## start

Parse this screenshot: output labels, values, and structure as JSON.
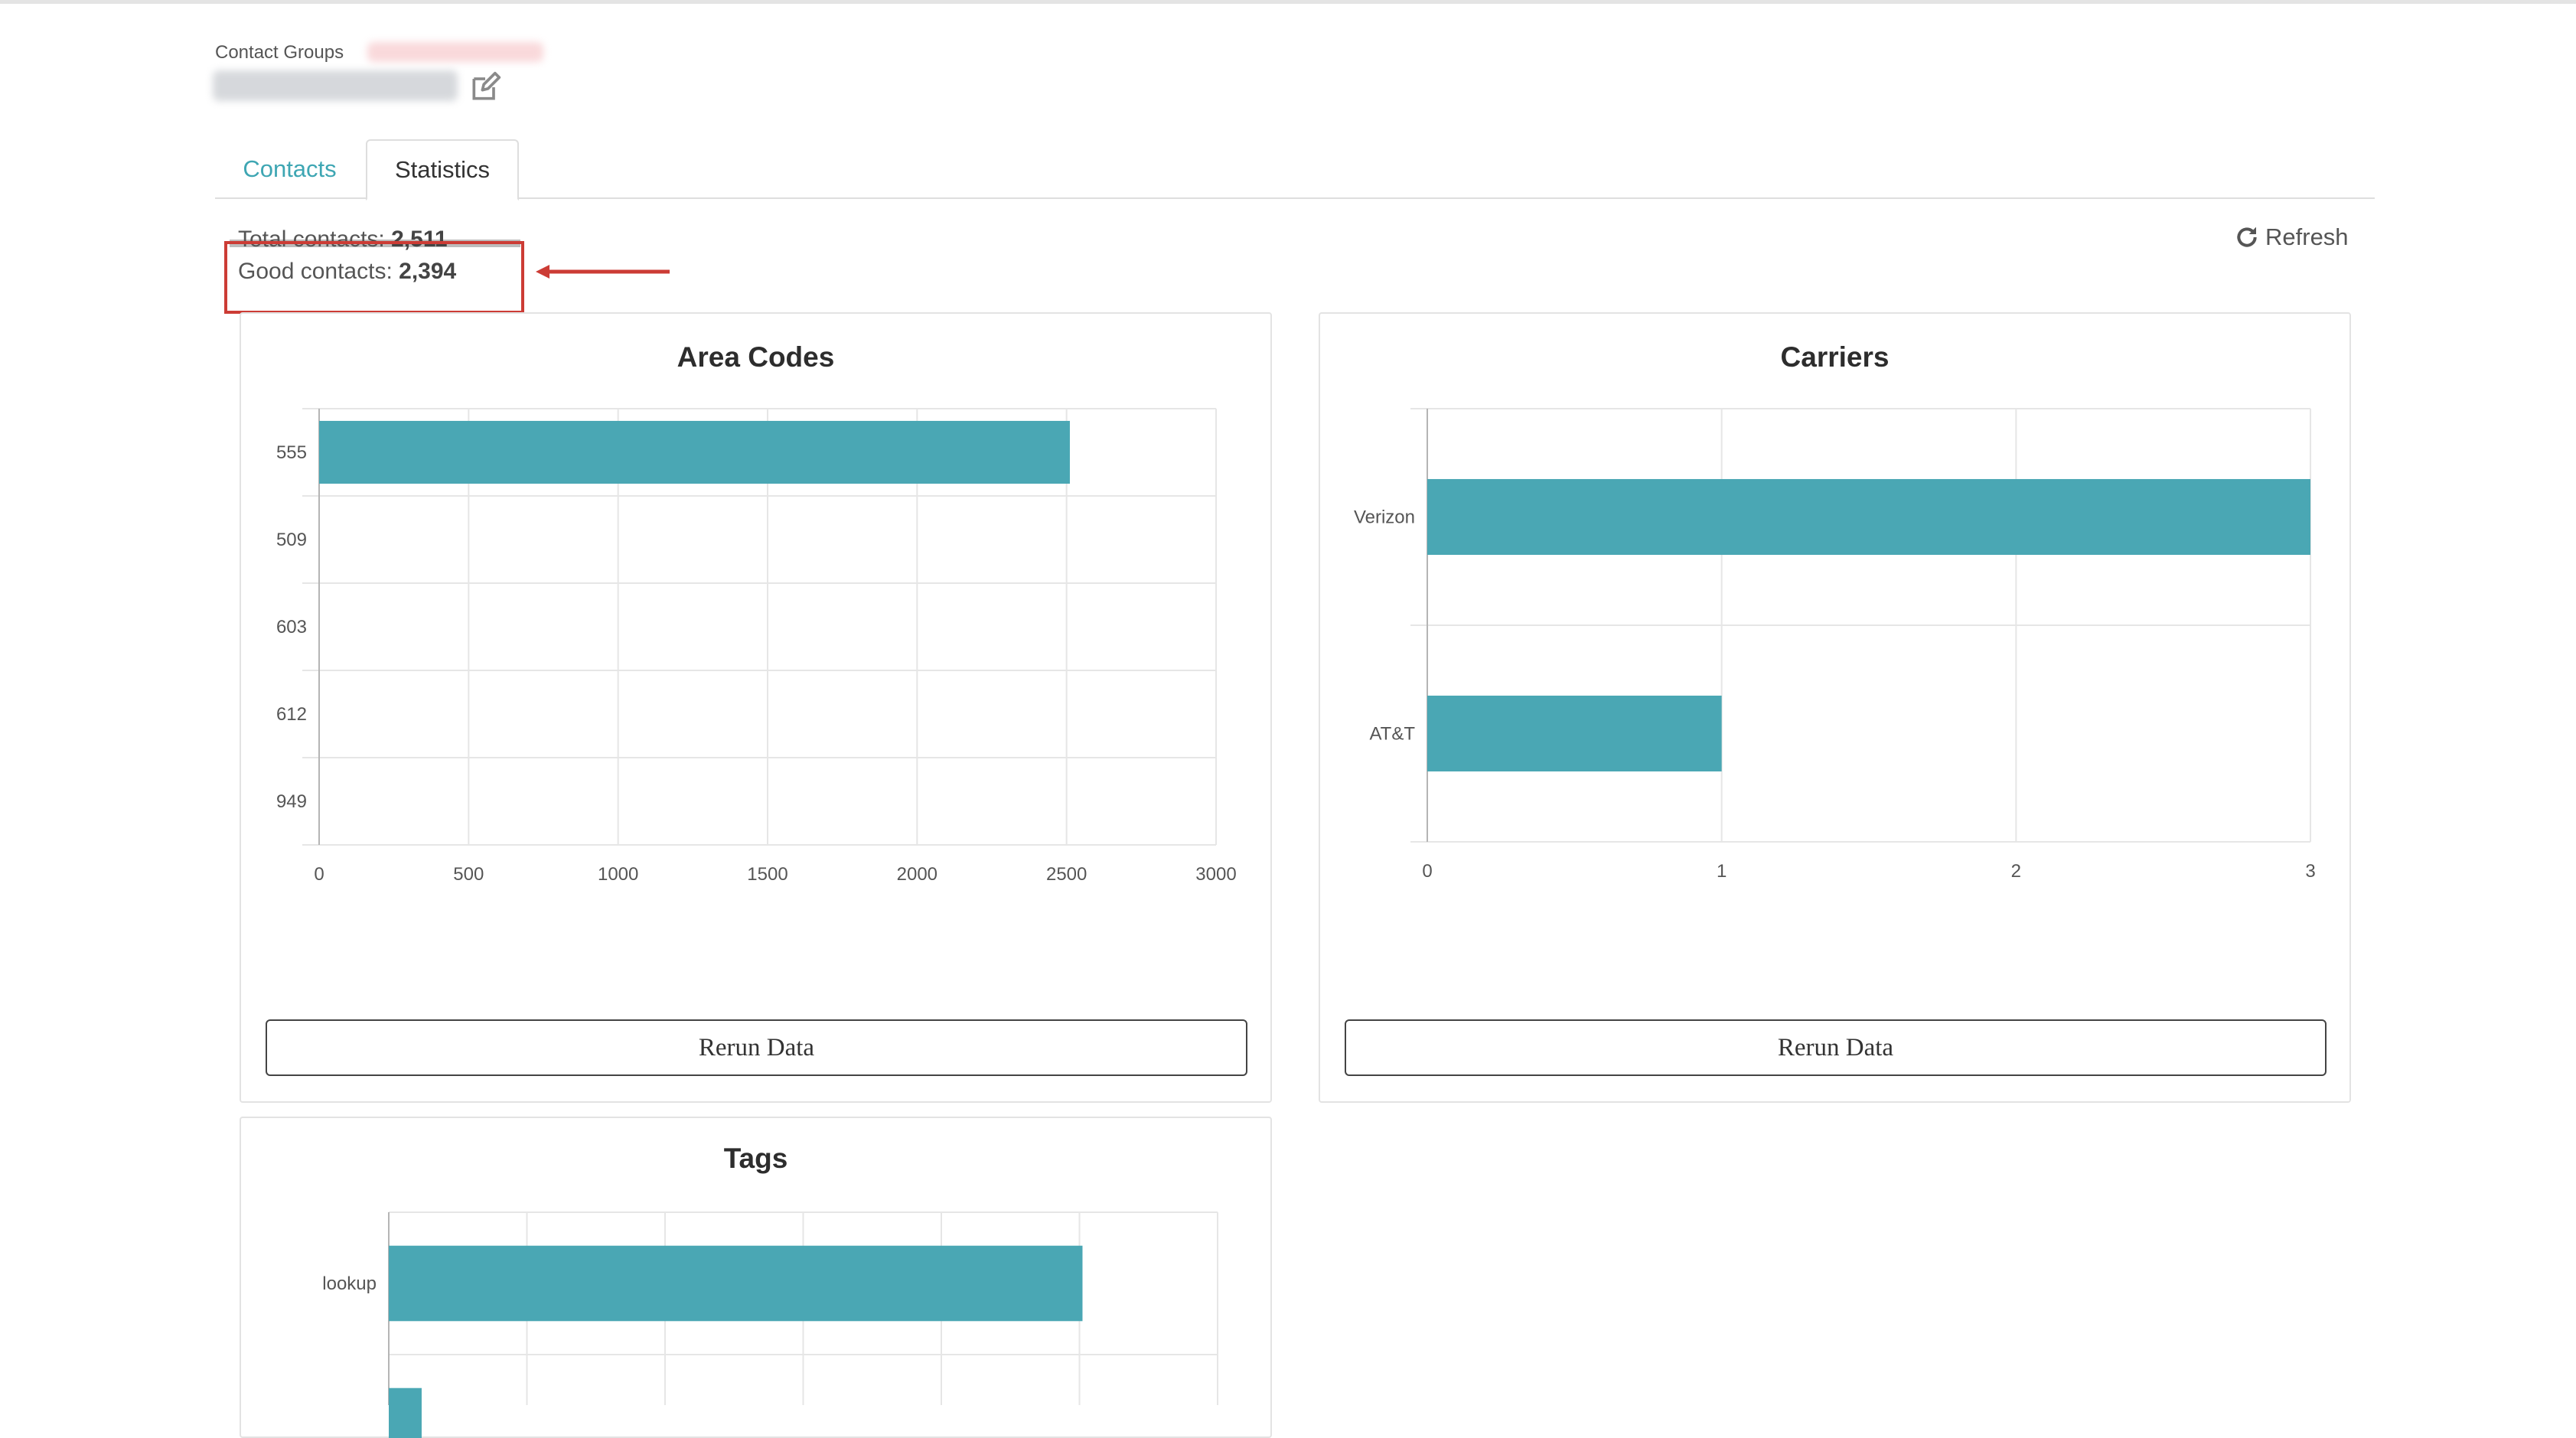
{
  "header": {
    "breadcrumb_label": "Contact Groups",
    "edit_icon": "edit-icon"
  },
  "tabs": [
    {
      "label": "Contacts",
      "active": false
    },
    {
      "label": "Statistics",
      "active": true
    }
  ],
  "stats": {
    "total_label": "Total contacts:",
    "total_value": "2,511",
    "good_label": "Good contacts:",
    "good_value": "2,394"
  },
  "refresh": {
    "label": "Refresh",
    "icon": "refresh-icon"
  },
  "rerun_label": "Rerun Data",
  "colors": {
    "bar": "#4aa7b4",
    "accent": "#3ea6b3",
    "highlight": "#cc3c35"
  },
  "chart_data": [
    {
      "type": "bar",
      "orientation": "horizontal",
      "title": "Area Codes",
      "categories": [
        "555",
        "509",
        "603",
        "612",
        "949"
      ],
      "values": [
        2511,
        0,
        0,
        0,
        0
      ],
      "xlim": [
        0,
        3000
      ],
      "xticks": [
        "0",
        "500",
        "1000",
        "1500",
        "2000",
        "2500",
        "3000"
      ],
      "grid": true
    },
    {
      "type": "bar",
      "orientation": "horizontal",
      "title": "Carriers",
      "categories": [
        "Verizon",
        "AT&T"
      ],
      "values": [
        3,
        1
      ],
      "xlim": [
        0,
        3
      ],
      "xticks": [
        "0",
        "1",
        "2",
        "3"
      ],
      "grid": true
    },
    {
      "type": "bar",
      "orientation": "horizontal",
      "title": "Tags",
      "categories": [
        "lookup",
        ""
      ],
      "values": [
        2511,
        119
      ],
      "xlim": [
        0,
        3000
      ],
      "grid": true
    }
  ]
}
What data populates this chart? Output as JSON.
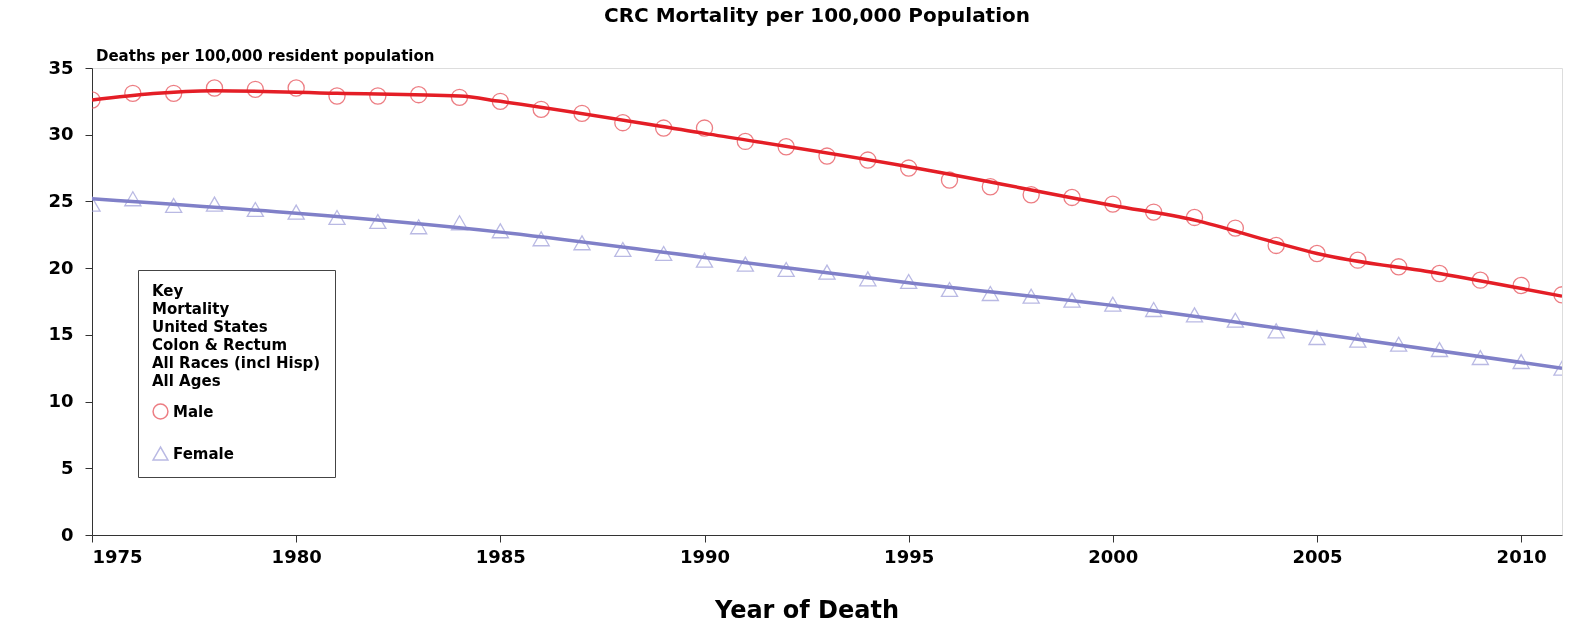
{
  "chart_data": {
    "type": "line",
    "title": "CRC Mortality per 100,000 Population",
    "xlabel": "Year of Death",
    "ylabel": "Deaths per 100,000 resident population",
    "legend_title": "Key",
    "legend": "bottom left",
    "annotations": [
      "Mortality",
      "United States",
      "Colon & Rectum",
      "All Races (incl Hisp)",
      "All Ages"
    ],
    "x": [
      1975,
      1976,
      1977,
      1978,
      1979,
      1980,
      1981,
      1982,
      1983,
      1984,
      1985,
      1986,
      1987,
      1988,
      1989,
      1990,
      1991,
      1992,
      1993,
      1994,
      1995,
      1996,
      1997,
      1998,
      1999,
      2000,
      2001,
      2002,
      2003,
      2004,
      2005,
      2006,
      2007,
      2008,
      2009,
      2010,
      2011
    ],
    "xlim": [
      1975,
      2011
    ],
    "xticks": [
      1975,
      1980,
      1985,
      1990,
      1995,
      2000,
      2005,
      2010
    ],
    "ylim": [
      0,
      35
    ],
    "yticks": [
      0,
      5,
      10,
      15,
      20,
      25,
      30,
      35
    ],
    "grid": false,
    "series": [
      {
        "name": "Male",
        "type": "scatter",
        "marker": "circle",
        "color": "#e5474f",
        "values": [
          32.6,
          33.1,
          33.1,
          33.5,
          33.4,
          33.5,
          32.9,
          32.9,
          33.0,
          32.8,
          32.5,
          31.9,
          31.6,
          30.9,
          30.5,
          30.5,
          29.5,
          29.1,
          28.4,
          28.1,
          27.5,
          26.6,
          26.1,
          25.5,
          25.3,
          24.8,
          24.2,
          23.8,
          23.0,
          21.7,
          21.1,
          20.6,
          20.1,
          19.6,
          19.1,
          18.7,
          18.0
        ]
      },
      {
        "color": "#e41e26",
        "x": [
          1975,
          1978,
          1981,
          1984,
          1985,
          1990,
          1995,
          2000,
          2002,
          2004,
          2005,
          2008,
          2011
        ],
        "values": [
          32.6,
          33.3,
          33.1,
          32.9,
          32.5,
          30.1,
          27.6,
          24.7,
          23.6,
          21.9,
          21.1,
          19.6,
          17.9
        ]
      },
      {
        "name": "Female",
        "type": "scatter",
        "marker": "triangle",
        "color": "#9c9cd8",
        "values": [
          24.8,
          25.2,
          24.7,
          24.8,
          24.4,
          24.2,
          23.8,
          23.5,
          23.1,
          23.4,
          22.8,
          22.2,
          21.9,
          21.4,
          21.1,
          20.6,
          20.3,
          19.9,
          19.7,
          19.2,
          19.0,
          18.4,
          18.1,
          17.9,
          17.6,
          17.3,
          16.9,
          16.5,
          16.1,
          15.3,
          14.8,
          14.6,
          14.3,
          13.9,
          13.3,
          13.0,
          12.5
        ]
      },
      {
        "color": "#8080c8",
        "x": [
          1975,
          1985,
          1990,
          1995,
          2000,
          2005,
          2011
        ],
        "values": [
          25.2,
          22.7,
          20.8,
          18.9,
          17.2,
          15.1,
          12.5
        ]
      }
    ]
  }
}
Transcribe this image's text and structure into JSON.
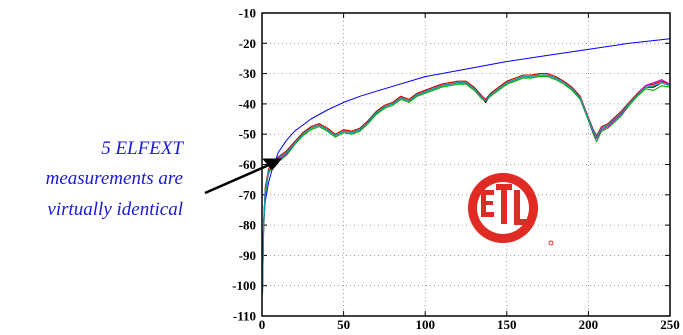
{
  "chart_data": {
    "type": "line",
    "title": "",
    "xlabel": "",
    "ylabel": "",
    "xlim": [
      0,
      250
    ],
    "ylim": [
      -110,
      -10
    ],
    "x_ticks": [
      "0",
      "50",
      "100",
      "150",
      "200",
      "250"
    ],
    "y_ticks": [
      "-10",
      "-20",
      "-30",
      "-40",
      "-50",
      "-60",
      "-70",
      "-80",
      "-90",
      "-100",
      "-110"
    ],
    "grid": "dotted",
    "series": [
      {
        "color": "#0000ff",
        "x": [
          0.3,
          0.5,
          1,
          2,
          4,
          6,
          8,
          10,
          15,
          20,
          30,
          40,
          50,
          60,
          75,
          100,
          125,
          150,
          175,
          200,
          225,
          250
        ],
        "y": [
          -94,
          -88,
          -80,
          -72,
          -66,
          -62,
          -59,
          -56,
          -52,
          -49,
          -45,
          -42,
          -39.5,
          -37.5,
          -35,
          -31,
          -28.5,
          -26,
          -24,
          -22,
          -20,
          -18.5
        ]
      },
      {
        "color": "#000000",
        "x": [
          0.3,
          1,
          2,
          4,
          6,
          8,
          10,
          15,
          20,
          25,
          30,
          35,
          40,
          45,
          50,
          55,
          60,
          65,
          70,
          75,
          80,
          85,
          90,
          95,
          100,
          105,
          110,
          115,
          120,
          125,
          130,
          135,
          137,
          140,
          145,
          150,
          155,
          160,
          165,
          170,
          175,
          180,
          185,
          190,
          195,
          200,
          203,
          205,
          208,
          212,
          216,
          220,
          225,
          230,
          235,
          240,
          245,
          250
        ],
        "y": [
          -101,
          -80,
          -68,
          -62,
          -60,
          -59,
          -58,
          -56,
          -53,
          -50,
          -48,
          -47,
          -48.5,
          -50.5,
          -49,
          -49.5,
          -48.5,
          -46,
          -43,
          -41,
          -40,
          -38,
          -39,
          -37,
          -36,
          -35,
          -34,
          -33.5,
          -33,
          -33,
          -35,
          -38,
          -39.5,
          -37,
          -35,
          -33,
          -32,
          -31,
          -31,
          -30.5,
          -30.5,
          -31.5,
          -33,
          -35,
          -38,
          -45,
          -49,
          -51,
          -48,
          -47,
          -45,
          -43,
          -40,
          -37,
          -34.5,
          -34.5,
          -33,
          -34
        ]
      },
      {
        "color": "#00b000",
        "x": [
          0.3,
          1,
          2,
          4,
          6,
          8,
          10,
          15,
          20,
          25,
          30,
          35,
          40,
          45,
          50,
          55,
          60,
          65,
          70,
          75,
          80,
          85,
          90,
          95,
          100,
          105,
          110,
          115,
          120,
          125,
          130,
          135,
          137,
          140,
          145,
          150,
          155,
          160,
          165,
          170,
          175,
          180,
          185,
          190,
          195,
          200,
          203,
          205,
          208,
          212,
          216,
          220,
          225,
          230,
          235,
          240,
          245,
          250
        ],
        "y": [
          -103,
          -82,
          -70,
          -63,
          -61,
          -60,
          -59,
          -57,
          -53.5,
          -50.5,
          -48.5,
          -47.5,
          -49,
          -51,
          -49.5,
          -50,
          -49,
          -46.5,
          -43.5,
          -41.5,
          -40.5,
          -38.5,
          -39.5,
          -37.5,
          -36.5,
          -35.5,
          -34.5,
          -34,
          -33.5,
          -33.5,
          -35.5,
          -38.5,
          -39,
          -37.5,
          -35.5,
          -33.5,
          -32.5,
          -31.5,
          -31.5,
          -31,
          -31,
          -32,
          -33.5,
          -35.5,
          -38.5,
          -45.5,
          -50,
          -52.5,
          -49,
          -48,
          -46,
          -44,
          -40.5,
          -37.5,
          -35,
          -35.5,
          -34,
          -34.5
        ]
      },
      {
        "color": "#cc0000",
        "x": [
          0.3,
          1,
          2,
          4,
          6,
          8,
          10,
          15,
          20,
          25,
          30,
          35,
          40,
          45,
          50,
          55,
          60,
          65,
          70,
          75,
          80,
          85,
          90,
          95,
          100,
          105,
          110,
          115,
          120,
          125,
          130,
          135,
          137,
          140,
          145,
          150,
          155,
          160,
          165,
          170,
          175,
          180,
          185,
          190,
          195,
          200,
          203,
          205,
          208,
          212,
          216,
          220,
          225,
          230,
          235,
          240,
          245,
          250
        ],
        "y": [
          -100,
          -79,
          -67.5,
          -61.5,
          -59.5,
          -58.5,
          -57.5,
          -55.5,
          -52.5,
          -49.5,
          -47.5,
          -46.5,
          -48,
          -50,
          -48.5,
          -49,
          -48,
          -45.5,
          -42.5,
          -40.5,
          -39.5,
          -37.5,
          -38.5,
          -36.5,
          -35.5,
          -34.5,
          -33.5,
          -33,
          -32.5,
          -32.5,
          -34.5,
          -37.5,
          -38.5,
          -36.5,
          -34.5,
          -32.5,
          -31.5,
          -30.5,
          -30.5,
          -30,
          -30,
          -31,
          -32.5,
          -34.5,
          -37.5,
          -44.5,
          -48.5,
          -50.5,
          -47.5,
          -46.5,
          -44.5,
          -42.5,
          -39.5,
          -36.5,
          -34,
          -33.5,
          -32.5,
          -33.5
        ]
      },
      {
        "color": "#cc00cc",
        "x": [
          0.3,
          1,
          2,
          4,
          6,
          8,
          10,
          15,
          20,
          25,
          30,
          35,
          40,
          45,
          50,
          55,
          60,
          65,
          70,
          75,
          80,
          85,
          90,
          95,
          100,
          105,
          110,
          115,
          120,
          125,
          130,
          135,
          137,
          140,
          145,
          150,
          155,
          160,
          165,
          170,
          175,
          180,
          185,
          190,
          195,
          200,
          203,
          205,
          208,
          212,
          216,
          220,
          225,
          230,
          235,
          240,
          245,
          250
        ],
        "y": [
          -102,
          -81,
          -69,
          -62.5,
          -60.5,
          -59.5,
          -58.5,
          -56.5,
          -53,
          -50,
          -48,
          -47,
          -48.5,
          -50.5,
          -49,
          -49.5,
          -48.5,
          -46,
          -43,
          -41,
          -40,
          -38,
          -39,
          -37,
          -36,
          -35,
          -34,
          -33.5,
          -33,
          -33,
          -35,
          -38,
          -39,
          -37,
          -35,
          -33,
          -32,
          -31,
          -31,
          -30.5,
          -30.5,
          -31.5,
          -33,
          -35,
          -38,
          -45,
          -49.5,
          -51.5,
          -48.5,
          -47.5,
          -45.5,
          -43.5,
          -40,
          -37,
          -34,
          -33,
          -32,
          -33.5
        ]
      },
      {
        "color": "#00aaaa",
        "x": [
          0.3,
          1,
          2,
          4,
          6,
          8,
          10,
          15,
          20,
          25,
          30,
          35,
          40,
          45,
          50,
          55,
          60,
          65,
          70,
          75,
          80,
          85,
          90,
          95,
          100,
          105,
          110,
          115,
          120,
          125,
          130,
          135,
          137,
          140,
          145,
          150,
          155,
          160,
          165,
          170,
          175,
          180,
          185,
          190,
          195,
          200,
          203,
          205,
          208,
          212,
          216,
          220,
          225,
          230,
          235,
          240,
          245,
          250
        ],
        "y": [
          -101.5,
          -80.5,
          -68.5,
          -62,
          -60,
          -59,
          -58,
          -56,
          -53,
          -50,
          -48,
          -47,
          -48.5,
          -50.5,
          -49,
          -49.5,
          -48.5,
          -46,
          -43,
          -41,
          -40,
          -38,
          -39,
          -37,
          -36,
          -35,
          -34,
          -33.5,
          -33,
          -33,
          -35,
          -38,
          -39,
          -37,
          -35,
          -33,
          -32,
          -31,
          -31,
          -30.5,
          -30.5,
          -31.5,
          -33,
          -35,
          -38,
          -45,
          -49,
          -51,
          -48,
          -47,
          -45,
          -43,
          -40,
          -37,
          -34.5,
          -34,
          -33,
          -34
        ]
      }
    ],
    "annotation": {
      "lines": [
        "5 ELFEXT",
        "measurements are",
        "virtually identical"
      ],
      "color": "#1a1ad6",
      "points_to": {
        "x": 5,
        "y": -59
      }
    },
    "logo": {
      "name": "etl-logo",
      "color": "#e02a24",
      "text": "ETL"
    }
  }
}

## end

Go through the material line by line. Show each line that contains the string "structure".

#### Answer to this problem:
Parse this screenshot: output labels, values, and structure as JSON.
Transcribe this image's text and structure into JSON.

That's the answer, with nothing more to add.